* _Passage to read_:
***
9 “Rising Rate” Buys for Big Gains and Cash Payouts Up to 9.6%

Brett Owens, Chief Investment Strategist
Updated: May 22, 2018

The overheating yield on the 10-Year Treasury note has investors scrambling for interest-rate (and inflation) insurance.

So today I’m going to give you 4 proven strategies—and 9 terrific investments—that will give you just that. Plus we’ll grab massive dividend yields (up to 9.6%!) and upside too.

More on all of this shortly. First, we need to talk about the one move you don’t want to make right now.

The Worst Mistake You Can Make When Rates Climb

When rates rise, folks holding long-duration bonds take a double hit, because their bonds drop in value as newer, higher-yielding ones come on the market—causing them to miss out on a shot at a bigger income stream, too!

But another landmine you could be sitting on right now is a “bond proxy” like General Mills (GIS), whose dividend yield may look attractive at 4.6%, but payout growth—a crucial driver of share prices—has gone cold, as you can clearly see in this chart:

Reality Catches Up to General Mills’ Dividend

With few catalysts ahead—and stiffening competition from small, local food makers dragging down sales—GIS’s payout likely climb any more than a piddling $0.01–a-year for the foreseeable future—if that!

The truth is, there’s no good reason to own consumer staples like GIS today, and investors know it. Check out how the stock has dropped as Treasury yields have surged. It’s a mirror reflection!

General Mills Goes Stale

Which brings us to my first rising-rate strategy, which—unlike long-duration bonds—drags your initial investment and your income stream higher with rates.
***
* _Data entries_:
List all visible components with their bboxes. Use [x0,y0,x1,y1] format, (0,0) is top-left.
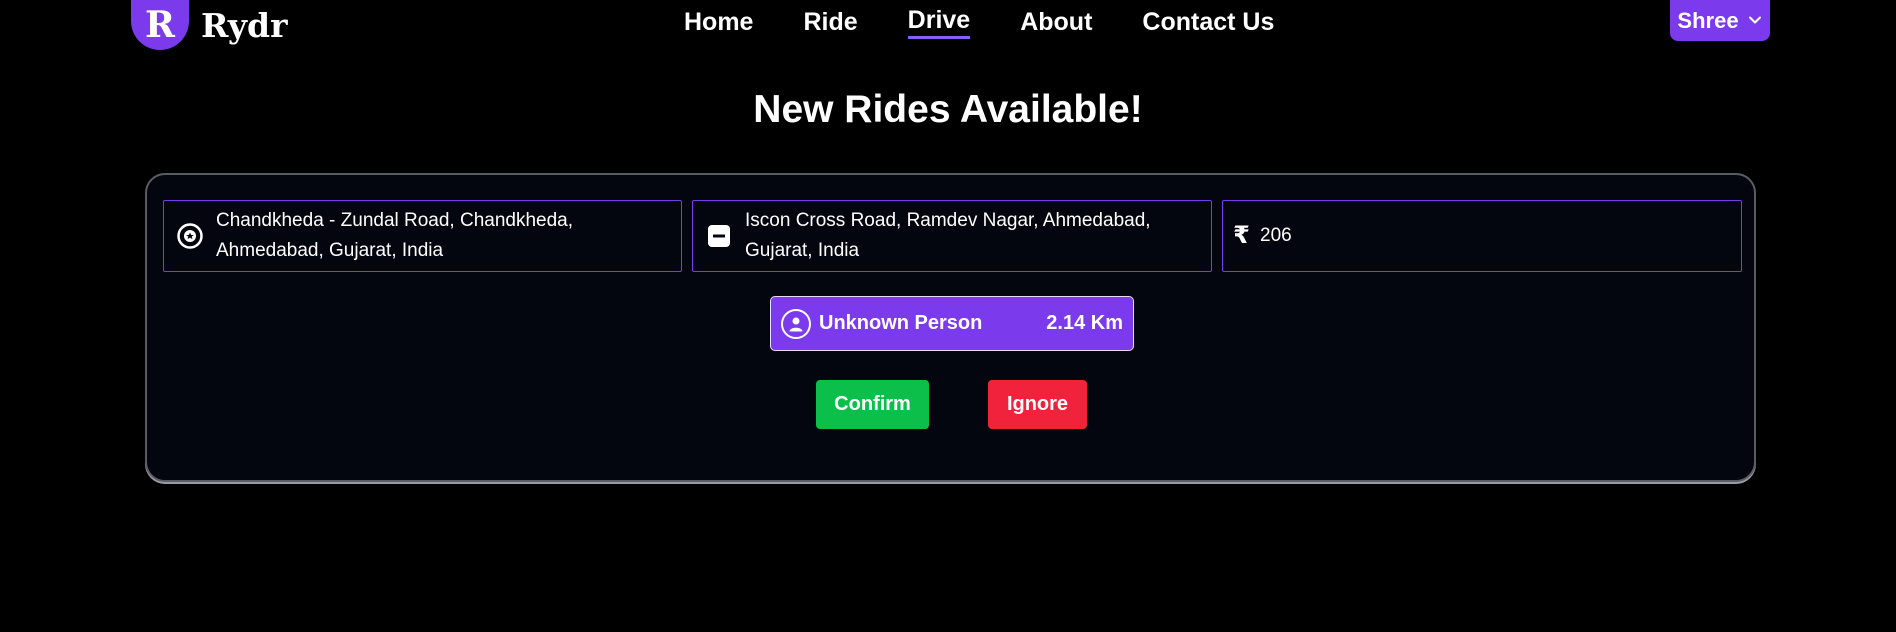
ignore-button[interactable]: Ignore [988,380,1087,429]
rider-name: Unknown Person [819,312,983,334]
brand-name: Rydr [201,5,288,45]
rider-info[interactable]: Unknown Person 2.14 Km [770,296,1134,351]
confirm-button[interactable]: Confirm [816,380,929,429]
pickup-marker-icon [164,222,216,250]
nav-contact-us[interactable]: Contact Us [1142,8,1274,37]
nav-home[interactable]: Home [684,8,753,37]
nav-ride[interactable]: Ride [803,8,857,37]
chevron-down-icon [1747,8,1763,34]
user-menu-label: Shree [1677,7,1739,33]
ride-request-card: Chandkheda - Zundal Road, Chandkheda, Ah… [145,173,1756,482]
brand-logo: R [131,0,189,50]
rider-distance: 2.14 Km [1046,312,1123,334]
main-nav: Home Ride Drive About Contact Us [684,0,1274,44]
nav-about[interactable]: About [1020,8,1092,37]
fare-value: 206 [1260,225,1292,246]
nav-drive[interactable]: Drive [907,6,971,39]
page-root: R Rydr Home Ride Drive About Contact Us … [0,0,1896,632]
user-menu-button[interactable]: Shree [1670,0,1770,41]
pickup-value: Chandkheda - Zundal Road, Chandkheda, Ah… [216,210,574,261]
rupee-icon: ₹ [1233,222,1250,249]
fare-field[interactable]: ₹ 206 [1222,200,1742,272]
brand[interactable]: R Rydr [131,0,287,50]
dropoff-value: Iscon Cross Road, Ramdev Nagar, Ahmedaba… [745,210,1151,261]
dropoff-field[interactable]: Iscon Cross Road, Ramdev Nagar, Ahmedaba… [692,200,1212,272]
dropoff-marker-icon [693,223,745,249]
user-icon [781,308,811,339]
page-title: New Rides Available! [753,88,1143,131]
pickup-field[interactable]: Chandkheda - Zundal Road, Chandkheda, Ah… [163,200,682,272]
***
* _Problem 1_: In the rising-rate article, what is called a crucial driver of share prices?
* _Problem 2_: Repeat the rising-rate article word for word from "But another landmine" up to and including "a mirror reflection!".

* _Finished answer 1_: Payout growth.

* _Finished answer 2_:
But another landmine you could be sitting on right now is a “bond proxy” like General Mills (GIS), whose dividend yield may look attractive at 4.6%, but payout growth—a crucial driver of share prices—has gone cold, as you can clearly see in this chart:

Reality Catches Up to General Mills’ Dividend

With few catalysts ahead—and stiffening competition from small, local food makers dragging down sales—GIS’s payout likely climb any more than a piddling $0.01–a-year for the foreseeable future—if that!

The truth is, there’s no good reason to own consumer staples like GIS today, and investors know it. Check out how the stock has dropped as Treasury yields have surged. It’s a mirror reflection!